Short task » The exercise asks you to copy every line below in which "base" appears.

Exercise inputs »
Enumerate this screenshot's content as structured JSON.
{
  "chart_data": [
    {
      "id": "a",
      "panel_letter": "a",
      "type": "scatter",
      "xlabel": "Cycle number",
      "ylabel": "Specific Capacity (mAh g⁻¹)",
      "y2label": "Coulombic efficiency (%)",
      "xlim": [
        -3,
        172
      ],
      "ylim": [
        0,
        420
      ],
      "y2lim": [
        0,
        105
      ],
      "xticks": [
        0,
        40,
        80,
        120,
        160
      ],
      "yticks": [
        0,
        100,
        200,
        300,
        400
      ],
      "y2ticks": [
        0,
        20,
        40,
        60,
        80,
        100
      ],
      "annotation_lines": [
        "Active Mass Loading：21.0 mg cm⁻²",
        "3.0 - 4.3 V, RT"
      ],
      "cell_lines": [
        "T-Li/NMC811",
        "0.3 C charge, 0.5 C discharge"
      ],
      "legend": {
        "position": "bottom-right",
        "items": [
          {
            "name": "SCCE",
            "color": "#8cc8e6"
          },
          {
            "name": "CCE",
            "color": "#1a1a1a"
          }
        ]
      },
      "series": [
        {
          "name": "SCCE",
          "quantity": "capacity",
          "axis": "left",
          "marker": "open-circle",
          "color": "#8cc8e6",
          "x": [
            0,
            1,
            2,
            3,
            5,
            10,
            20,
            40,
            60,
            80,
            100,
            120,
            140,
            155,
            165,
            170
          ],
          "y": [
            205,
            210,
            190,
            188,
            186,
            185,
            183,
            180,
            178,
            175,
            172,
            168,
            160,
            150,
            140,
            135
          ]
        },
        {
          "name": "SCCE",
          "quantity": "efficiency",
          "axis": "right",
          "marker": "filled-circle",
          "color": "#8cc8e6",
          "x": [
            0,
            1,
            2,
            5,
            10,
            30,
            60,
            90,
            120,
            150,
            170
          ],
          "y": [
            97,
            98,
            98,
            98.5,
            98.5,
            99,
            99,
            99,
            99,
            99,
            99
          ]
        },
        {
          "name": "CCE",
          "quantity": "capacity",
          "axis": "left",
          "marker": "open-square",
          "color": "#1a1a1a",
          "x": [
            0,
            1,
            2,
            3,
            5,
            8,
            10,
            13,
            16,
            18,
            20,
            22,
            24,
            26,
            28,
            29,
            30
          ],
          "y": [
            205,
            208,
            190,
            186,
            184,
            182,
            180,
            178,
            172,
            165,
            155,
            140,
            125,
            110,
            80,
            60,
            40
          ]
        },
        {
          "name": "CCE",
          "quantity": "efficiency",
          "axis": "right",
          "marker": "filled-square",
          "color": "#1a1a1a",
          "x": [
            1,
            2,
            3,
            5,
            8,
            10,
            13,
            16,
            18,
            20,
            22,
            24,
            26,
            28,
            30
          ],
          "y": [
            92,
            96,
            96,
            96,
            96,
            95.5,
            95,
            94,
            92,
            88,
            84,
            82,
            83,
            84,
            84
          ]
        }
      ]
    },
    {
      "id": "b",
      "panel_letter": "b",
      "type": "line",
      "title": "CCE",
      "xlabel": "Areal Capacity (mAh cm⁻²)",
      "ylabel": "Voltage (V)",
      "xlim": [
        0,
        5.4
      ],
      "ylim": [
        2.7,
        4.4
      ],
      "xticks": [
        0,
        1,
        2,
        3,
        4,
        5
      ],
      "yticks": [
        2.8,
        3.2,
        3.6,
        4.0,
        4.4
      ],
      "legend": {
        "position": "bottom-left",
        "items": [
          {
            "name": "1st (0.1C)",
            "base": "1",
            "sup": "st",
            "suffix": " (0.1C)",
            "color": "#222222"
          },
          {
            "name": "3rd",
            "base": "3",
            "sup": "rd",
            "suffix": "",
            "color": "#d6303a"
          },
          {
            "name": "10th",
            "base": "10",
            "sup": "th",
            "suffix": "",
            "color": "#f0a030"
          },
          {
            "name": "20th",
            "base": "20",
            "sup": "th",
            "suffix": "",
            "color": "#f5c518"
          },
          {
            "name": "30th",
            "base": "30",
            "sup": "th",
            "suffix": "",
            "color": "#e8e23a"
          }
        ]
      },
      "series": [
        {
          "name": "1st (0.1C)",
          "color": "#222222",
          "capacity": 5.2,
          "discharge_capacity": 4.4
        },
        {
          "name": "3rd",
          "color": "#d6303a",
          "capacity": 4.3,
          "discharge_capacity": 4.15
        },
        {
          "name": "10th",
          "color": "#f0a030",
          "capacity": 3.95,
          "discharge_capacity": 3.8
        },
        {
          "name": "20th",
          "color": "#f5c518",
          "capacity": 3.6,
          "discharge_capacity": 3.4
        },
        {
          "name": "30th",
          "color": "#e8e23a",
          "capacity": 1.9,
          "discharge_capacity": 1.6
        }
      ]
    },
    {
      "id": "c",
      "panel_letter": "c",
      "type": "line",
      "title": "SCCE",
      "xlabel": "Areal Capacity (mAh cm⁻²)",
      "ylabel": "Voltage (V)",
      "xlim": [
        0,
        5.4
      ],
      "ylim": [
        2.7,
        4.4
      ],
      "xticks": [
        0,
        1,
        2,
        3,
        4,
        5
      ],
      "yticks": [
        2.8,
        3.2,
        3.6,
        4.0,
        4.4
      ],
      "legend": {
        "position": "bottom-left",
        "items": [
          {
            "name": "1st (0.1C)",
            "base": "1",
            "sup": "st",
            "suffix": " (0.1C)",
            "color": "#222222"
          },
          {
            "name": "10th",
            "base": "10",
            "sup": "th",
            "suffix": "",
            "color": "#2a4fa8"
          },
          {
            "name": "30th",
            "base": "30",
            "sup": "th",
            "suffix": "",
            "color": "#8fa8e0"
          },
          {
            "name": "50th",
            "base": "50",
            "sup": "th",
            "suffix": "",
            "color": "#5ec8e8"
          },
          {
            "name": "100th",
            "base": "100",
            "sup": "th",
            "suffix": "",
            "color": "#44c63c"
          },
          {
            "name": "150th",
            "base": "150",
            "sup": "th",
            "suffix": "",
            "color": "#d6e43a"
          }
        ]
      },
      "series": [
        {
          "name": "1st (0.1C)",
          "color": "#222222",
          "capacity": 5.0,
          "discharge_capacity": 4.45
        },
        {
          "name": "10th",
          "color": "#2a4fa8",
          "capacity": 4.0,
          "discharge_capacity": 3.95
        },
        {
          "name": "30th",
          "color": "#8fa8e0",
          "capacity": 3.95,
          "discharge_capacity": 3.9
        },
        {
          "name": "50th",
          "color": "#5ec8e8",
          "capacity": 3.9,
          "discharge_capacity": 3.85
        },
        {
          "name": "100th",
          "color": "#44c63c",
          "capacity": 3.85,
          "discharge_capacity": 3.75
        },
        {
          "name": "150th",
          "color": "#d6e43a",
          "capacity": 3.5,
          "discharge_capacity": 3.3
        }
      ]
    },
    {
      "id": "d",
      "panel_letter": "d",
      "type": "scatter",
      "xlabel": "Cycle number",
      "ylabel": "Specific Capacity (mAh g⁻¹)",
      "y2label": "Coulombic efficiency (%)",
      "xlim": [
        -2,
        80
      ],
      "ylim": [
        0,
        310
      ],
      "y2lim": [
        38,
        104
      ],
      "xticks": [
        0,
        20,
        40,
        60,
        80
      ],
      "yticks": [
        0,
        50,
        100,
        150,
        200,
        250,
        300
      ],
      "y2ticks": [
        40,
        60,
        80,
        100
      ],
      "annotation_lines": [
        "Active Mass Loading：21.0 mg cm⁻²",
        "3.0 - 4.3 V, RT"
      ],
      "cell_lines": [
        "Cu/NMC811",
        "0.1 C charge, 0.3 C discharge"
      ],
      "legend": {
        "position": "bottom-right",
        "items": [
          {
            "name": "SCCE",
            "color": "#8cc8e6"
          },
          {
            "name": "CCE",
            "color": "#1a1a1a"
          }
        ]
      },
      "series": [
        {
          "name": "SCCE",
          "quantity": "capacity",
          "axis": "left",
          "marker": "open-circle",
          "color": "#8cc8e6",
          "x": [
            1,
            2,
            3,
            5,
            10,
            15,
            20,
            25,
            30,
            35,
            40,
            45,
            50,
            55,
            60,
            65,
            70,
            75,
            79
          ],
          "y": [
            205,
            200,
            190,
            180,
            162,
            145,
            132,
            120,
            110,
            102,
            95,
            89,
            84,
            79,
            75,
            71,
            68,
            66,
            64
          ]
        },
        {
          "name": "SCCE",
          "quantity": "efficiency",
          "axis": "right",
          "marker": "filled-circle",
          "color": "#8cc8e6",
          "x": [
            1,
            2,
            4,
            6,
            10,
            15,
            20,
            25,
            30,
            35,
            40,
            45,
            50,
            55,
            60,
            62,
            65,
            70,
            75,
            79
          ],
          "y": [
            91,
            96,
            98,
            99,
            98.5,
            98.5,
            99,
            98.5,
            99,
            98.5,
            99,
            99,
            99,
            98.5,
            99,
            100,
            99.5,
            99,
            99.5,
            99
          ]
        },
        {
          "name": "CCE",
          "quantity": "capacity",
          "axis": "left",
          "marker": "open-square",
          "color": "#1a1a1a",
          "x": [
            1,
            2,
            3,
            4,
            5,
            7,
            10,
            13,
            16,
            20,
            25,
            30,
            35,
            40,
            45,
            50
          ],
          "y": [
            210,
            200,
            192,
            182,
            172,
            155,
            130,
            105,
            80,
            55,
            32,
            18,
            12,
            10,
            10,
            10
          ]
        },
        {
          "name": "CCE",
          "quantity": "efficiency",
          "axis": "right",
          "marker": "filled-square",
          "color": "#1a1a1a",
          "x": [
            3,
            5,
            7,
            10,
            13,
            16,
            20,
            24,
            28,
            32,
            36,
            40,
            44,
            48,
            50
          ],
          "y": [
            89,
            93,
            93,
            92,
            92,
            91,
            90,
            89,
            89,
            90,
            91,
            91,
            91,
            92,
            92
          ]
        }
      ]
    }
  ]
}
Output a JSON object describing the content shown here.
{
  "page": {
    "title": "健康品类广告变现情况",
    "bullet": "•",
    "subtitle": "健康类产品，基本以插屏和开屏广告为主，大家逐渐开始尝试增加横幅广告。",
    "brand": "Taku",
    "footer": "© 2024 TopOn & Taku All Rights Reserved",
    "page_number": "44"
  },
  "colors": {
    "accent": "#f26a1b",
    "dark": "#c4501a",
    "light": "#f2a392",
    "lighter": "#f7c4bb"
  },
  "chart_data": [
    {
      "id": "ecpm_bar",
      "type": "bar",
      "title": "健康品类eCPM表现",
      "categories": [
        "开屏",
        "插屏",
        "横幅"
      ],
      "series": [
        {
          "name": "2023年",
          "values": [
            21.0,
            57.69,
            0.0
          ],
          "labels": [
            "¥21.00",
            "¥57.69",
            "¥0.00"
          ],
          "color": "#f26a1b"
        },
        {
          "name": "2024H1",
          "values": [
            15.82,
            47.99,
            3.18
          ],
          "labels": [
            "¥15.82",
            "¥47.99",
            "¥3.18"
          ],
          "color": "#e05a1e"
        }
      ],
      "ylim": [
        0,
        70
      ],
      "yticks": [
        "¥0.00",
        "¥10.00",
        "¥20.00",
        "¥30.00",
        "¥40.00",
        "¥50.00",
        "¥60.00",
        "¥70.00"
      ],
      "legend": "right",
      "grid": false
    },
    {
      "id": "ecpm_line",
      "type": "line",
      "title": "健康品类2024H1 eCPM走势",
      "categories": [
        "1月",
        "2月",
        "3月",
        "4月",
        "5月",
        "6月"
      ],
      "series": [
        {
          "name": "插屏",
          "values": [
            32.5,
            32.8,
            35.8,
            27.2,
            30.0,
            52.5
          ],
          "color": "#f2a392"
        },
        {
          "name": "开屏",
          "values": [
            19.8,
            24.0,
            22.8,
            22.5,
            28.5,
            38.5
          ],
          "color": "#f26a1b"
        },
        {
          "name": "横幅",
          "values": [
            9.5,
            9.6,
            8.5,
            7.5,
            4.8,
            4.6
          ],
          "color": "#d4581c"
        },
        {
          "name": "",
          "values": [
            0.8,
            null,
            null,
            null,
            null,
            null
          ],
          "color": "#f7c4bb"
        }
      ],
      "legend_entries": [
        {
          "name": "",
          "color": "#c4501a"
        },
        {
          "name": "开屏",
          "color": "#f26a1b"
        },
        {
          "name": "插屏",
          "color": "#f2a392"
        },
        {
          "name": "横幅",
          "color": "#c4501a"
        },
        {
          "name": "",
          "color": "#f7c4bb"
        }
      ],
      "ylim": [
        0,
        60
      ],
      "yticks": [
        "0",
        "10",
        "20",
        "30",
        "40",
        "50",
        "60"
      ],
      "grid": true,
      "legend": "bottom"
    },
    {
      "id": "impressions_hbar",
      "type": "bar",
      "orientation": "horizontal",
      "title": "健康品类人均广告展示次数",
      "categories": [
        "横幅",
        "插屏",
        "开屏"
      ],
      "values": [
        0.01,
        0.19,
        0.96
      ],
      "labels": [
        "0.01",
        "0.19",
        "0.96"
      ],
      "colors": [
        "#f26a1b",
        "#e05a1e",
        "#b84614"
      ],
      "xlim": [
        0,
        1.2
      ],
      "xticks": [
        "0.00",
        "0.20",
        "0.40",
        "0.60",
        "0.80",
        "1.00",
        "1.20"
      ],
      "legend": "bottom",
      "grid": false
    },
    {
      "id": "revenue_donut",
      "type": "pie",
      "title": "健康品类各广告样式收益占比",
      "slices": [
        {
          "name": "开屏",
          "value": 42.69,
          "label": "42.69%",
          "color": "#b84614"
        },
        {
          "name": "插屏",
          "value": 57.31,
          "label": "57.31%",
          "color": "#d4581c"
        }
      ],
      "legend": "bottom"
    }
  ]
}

Answer in full »
            "base": "1",
            "base": "3",
            "base": "10",
            "base": "20",
            "base": "30",
            "base": "1",
            "base": "10",
            "base": "30",
            "base": "50",
            "base": "100",
            "base": "150",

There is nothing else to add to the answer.